◆ Dataset extract:

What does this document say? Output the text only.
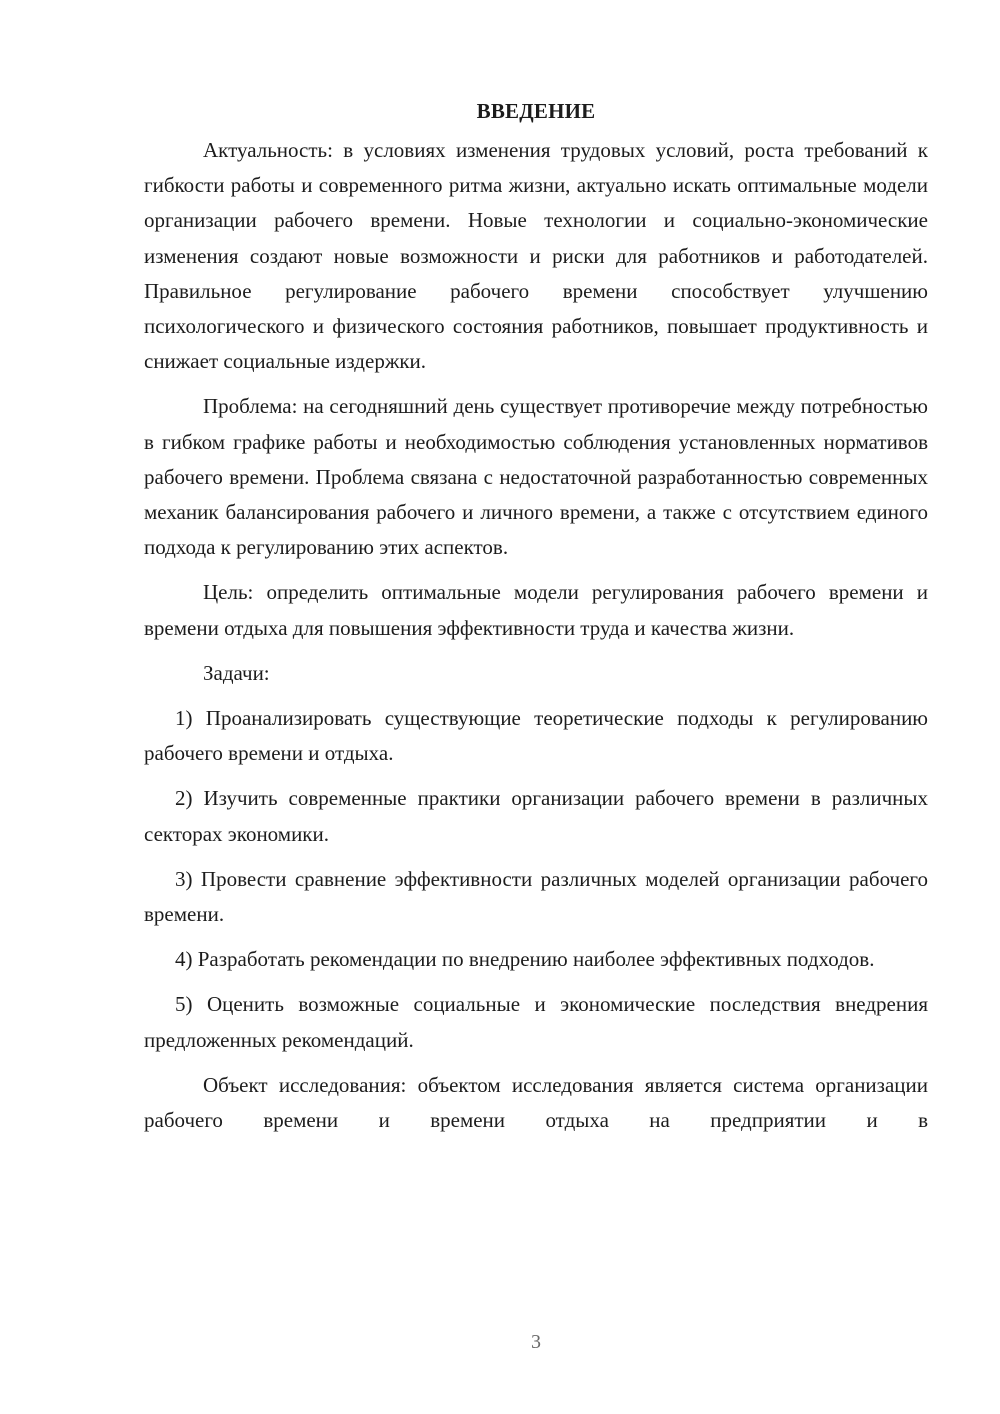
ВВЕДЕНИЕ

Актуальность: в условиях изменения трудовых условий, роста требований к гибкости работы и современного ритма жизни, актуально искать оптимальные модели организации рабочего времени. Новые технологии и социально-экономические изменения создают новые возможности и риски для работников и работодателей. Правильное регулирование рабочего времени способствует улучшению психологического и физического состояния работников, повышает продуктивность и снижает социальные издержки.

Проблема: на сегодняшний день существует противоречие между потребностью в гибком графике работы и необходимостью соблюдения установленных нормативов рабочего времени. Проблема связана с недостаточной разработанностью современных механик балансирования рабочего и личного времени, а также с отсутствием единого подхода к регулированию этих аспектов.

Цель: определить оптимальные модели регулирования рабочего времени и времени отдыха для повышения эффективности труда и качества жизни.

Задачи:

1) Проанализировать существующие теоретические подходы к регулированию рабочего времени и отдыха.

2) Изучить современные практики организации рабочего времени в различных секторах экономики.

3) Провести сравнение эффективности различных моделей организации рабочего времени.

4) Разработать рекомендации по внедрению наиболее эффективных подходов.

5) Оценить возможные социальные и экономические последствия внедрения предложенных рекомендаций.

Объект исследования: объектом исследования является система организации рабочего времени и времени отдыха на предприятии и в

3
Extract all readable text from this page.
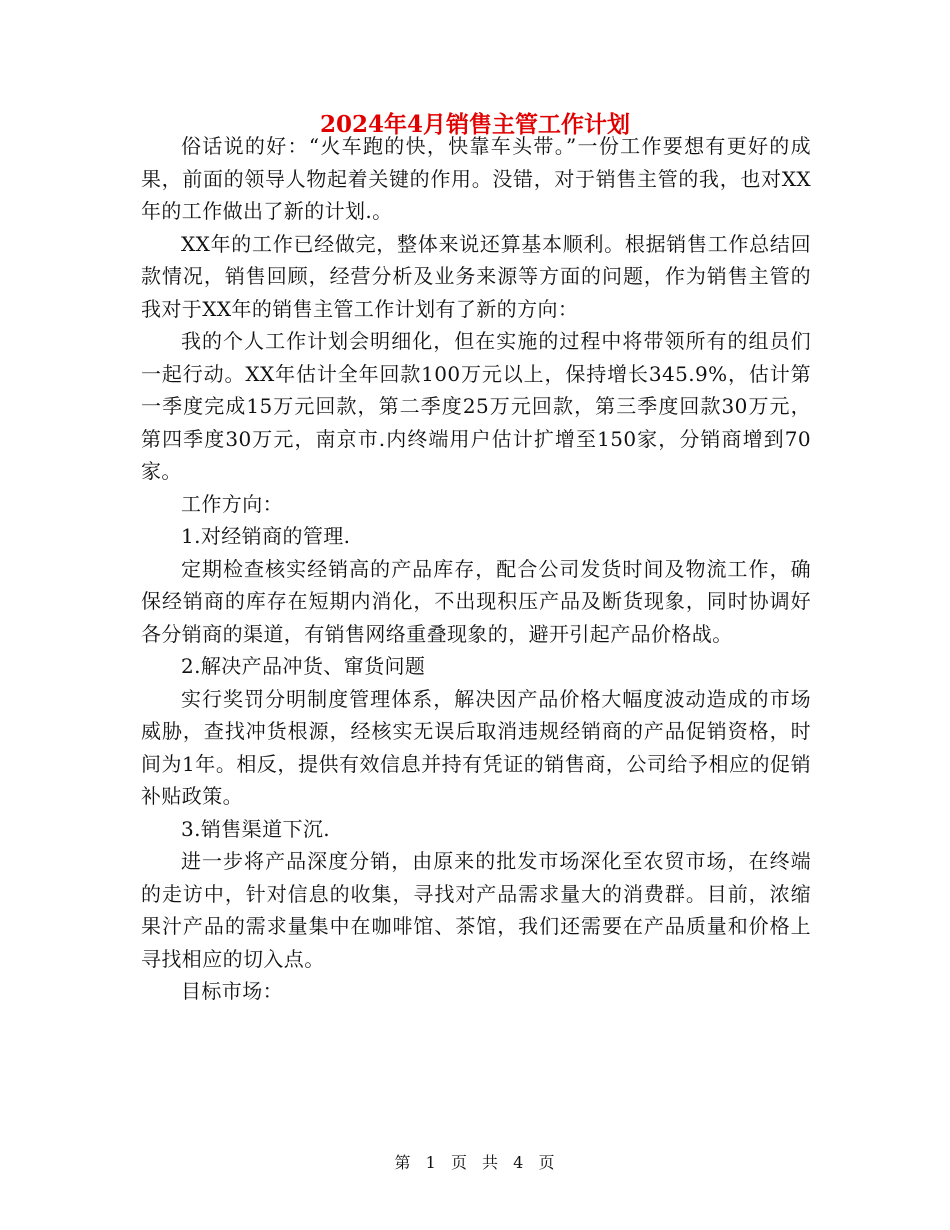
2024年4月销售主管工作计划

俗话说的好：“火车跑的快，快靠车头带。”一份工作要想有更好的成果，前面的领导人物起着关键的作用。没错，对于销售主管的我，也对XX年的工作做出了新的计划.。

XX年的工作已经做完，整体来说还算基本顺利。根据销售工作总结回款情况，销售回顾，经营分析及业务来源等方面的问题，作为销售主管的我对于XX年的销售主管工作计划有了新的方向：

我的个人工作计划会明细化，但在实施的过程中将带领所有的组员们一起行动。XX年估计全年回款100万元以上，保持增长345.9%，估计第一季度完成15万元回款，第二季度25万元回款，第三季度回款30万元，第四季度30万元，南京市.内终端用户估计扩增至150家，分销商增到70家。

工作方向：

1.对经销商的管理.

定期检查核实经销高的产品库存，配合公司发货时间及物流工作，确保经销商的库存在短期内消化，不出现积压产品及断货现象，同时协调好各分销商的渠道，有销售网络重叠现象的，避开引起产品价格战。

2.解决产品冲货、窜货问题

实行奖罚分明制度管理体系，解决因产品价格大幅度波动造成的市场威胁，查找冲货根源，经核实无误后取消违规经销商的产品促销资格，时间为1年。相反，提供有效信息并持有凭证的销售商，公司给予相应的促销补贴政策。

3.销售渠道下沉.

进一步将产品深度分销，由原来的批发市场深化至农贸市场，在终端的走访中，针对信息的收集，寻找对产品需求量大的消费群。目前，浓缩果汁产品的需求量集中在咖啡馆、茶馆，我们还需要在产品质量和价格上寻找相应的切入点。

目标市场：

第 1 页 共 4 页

◆ What the task asks:
Leave out the pictures and give the rest of the records again exactly.

◆ Written answer:
What does this document say? Output the text only.
ВВЕДЕНИЕ

Актуальность: в условиях изменения трудовых условий, роста требований к гибкости работы и современного ритма жизни, актуально искать оптимальные модели организации рабочего времени. Новые технологии и социально-экономические изменения создают новые возможности и риски для работников и работодателей. Правильное регулирование рабочего времени способствует улучшению психологического и физического состояния работников, повышает продуктивность и снижает социальные издержки.

Проблема: на сегодняшний день существует противоречие между потребностью в гибком графике работы и необходимостью соблюдения установленных нормативов рабочего времени. Проблема связана с недостаточной разработанностью современных механик балансирования рабочего и личного времени, а также с отсутствием единого подхода к регулированию этих аспектов.

Цель: определить оптимальные модели регулирования рабочего времени и времени отдыха для повышения эффективности труда и качества жизни.

Задачи:

1) Проанализировать существующие теоретические подходы к регулированию рабочего времени и отдыха.

2) Изучить современные практики организации рабочего времени в различных секторах экономики.

3) Провести сравнение эффективности различных моделей организации рабочего времени.

4) Разработать рекомендации по внедрению наиболее эффективных подходов.

5) Оценить возможные социальные и экономические последствия внедрения предложенных рекомендаций.

Объект исследования: объектом исследования является система организации рабочего времени и времени отдыха на предприятии и в

3
Extract all readable text from this page.
2024年4月销售主管工作计划

俗话说的好：“火车跑的快，快靠车头带。”一份工作要想有更好的成果，前面的领导人物起着关键的作用。没错，对于销售主管的我，也对XX年的工作做出了新的计划.。

XX年的工作已经做完，整体来说还算基本顺利。根据销售工作总结回款情况，销售回顾，经营分析及业务来源等方面的问题，作为销售主管的我对于XX年的销售主管工作计划有了新的方向：

我的个人工作计划会明细化，但在实施的过程中将带领所有的组员们一起行动。XX年估计全年回款100万元以上，保持增长345.9%，估计第一季度完成15万元回款，第二季度25万元回款，第三季度回款30万元，第四季度30万元，南京市.内终端用户估计扩增至150家，分销商增到70家。

工作方向：

1.对经销商的管理.

定期检查核实经销高的产品库存，配合公司发货时间及物流工作，确保经销商的库存在短期内消化，不出现积压产品及断货现象，同时协调好各分销商的渠道，有销售网络重叠现象的，避开引起产品价格战。

2.解决产品冲货、窜货问题

实行奖罚分明制度管理体系，解决因产品价格大幅度波动造成的市场威胁，查找冲货根源，经核实无误后取消违规经销商的产品促销资格，时间为1年。相反，提供有效信息并持有凭证的销售商，公司给予相应的促销补贴政策。

3.销售渠道下沉.

进一步将产品深度分销，由原来的批发市场深化至农贸市场，在终端的走访中，针对信息的收集，寻找对产品需求量大的消费群。目前，浓缩果汁产品的需求量集中在咖啡馆、茶馆，我们还需要在产品质量和价格上寻找相应的切入点。

目标市场：

第 1 页 共 4 页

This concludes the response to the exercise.